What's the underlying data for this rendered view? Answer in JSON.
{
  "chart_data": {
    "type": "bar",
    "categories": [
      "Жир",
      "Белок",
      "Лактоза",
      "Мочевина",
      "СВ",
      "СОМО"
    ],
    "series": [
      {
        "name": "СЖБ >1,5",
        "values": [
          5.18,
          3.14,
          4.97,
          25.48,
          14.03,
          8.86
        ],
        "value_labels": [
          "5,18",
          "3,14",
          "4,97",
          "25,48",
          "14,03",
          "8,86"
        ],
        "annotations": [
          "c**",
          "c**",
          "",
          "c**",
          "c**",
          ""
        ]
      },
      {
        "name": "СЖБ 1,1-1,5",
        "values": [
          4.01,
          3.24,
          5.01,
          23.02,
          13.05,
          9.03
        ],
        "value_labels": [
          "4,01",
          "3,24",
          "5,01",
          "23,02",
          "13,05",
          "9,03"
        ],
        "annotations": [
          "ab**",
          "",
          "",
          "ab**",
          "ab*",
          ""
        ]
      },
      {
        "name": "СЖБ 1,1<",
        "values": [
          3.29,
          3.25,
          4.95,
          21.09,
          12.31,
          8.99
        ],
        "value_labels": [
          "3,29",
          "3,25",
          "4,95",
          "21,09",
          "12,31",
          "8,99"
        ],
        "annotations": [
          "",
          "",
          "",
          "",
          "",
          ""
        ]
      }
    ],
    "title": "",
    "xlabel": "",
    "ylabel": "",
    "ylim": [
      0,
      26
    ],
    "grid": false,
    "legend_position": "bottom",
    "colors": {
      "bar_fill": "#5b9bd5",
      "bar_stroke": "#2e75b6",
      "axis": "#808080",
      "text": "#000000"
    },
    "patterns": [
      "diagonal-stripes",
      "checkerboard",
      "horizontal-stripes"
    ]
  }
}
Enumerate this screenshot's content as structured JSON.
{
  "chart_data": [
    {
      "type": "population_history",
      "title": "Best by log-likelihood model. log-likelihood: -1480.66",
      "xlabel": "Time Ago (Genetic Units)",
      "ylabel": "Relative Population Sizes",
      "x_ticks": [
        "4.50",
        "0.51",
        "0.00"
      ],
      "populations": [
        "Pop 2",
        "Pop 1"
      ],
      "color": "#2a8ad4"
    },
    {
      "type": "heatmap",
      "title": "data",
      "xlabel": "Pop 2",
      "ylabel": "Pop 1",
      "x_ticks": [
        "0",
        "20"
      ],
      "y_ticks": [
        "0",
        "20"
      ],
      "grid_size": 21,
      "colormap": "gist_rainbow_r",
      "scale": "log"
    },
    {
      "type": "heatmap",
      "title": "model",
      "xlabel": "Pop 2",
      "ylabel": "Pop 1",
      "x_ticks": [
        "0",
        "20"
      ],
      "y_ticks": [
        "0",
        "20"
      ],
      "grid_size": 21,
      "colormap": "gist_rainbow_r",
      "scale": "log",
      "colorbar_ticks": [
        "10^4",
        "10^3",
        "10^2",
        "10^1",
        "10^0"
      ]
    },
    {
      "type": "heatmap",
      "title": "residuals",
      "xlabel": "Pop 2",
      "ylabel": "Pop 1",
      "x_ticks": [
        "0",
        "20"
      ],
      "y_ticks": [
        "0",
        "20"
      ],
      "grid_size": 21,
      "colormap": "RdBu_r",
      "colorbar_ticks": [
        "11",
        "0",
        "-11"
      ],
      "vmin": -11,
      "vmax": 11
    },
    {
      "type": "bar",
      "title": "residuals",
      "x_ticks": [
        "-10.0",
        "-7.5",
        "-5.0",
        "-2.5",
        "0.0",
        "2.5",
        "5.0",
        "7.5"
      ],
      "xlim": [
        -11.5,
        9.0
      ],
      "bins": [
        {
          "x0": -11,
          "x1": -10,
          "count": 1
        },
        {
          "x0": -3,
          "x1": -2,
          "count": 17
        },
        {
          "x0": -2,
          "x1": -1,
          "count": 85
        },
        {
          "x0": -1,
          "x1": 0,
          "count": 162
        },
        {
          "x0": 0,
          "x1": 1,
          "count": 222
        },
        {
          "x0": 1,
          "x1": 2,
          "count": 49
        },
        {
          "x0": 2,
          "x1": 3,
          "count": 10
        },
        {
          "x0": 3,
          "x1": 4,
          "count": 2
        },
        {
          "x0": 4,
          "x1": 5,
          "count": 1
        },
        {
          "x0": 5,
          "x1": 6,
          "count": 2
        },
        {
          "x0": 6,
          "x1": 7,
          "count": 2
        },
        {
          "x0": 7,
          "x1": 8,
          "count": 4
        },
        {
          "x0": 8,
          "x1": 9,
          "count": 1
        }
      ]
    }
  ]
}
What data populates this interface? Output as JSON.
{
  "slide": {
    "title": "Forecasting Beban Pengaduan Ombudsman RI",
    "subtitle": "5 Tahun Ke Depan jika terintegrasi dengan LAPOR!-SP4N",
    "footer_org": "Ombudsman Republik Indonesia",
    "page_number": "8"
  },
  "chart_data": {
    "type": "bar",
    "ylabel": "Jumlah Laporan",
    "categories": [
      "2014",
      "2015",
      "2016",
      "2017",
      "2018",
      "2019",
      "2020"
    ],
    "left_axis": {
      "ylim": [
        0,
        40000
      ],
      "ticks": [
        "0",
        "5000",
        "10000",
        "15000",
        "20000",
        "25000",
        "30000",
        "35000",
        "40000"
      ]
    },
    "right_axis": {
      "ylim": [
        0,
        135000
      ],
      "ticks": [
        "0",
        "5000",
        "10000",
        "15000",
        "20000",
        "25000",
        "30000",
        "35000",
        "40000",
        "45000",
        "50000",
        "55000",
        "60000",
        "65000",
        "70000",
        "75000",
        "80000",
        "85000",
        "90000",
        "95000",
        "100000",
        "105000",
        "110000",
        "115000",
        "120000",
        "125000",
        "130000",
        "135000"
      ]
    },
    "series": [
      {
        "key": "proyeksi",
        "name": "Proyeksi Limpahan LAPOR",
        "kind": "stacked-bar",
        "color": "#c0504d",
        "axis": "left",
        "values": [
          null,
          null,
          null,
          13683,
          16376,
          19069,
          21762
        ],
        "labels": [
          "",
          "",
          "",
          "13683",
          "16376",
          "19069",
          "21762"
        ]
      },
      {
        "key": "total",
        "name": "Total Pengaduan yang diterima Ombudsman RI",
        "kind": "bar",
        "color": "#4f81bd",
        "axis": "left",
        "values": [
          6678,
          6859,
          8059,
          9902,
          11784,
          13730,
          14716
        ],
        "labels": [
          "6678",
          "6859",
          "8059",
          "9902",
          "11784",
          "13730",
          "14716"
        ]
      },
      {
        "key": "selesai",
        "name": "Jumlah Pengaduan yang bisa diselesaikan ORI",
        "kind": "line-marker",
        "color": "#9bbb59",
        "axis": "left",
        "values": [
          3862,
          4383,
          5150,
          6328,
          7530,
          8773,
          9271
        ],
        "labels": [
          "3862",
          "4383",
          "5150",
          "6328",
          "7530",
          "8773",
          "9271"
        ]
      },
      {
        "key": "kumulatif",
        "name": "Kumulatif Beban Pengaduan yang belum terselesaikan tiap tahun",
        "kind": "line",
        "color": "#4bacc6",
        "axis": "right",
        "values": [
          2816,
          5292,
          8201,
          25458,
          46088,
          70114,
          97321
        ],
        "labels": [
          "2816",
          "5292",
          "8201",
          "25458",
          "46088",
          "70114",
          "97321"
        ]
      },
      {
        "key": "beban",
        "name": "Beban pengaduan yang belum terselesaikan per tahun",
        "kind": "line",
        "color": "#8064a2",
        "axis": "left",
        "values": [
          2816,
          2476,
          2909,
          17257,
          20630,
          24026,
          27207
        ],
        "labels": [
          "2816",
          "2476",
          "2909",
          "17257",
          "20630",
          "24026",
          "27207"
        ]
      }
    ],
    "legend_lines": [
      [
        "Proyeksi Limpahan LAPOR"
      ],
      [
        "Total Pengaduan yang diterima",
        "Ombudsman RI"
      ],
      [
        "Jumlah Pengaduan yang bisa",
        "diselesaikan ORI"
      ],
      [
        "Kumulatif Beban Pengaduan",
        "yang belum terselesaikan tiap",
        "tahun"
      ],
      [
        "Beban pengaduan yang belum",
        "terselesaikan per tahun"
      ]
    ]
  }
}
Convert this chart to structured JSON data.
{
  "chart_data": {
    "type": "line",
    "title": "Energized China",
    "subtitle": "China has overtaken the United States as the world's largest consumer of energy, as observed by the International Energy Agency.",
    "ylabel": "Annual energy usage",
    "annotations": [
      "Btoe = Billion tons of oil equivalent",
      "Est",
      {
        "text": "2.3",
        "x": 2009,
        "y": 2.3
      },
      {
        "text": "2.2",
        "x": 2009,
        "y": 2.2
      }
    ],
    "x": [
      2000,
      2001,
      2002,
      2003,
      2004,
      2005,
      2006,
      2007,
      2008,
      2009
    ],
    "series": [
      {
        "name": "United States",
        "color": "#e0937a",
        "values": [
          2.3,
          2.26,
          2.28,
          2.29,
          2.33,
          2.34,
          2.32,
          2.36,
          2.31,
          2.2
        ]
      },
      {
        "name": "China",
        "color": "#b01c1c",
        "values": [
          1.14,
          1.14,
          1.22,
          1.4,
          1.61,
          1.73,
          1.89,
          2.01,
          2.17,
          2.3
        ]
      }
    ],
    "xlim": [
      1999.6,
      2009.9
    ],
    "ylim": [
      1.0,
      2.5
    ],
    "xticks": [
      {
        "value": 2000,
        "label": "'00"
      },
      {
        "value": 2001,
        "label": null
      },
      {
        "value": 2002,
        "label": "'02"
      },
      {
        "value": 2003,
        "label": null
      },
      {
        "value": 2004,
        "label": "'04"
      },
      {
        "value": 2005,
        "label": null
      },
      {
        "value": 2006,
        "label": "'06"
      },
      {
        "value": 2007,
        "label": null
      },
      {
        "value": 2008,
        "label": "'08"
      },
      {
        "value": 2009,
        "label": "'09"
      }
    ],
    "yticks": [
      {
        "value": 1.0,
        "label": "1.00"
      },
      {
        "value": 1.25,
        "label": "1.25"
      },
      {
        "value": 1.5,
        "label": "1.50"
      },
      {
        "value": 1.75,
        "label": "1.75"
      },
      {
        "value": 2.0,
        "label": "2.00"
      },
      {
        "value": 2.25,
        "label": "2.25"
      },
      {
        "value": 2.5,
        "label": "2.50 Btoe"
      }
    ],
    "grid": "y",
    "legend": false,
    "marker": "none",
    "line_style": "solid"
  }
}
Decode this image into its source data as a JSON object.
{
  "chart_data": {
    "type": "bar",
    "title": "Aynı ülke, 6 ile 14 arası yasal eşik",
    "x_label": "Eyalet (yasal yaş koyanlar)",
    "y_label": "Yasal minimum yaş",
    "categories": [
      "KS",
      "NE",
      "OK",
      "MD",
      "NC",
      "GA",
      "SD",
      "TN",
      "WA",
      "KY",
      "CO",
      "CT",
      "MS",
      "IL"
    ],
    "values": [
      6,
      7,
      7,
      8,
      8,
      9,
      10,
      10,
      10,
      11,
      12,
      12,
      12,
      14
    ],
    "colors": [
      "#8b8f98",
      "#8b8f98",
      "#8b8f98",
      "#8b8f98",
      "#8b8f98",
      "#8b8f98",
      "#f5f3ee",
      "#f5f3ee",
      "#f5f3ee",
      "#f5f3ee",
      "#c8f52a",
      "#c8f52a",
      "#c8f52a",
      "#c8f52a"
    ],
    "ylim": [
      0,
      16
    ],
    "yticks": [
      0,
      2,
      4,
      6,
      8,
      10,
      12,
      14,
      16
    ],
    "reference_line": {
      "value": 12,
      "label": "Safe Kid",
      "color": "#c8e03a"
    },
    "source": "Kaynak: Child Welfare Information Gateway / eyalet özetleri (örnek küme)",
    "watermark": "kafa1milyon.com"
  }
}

_ _ _ _ _ _ _

Short problem
Copy out each line of the entries that holds "What".

Task output
What's the underlying data for this rendered view? Answer in JSON.
What data populates this interface? Output as JSON.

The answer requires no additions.